begin

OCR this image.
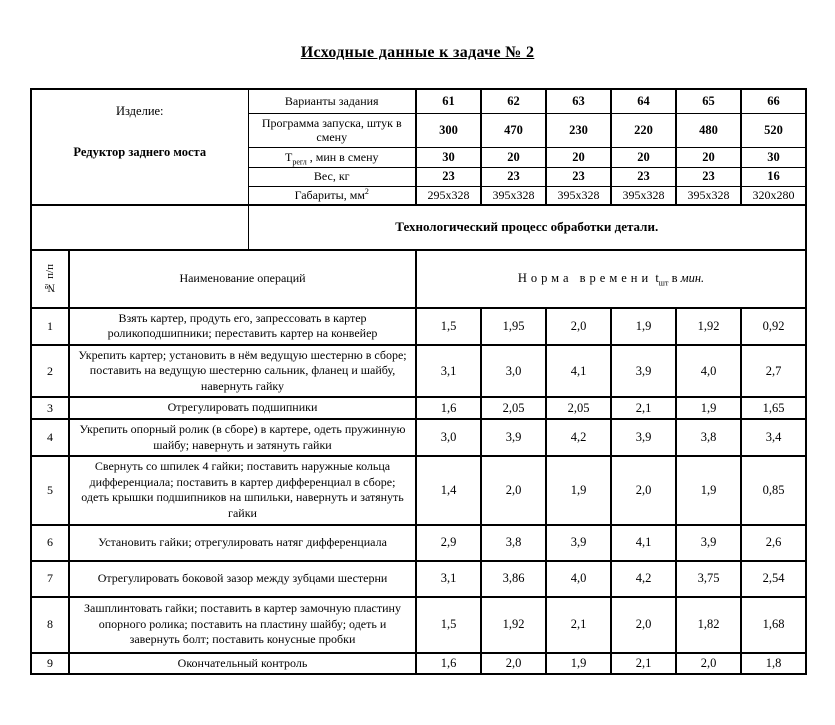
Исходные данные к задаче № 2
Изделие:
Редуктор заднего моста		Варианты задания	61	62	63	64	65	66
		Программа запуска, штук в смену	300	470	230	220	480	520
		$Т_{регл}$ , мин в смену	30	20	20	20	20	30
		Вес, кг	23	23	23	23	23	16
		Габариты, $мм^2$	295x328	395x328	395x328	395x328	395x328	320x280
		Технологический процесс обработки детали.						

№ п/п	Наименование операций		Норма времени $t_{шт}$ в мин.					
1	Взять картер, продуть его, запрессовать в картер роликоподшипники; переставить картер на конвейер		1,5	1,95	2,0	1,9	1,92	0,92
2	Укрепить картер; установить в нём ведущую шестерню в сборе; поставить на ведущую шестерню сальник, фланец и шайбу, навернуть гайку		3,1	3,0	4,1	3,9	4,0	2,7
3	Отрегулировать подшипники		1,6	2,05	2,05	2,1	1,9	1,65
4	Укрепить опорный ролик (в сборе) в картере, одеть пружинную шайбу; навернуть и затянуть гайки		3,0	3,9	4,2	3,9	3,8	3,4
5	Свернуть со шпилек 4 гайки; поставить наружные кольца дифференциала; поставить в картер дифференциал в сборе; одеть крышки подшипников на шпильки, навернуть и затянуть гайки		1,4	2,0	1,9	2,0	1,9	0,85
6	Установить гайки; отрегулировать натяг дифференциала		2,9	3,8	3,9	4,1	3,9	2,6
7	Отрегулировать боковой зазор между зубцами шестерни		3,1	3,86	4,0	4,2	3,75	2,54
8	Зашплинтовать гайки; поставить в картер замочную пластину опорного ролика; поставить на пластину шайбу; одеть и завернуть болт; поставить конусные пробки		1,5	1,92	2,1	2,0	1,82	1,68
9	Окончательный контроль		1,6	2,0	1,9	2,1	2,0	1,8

end

* [EXERCISE AIM]:
Pick each line holding the word "дифференциала" out of the data and copy it.

* [CORRECT OUTPUT]:
5	Свернуть со шпилек 4 гайки; поставить наружные кольца дифференциала; поставить в картер дифференциал в сборе; одеть крышки подшипников на шпильки, навернуть и затянуть гайки		1,4	2,0	1,9	2,0	1,9	0,85
6	Установить гайки; отрегулировать натяг дифференциала		2,9	3,8	3,9	4,1	3,9	2,6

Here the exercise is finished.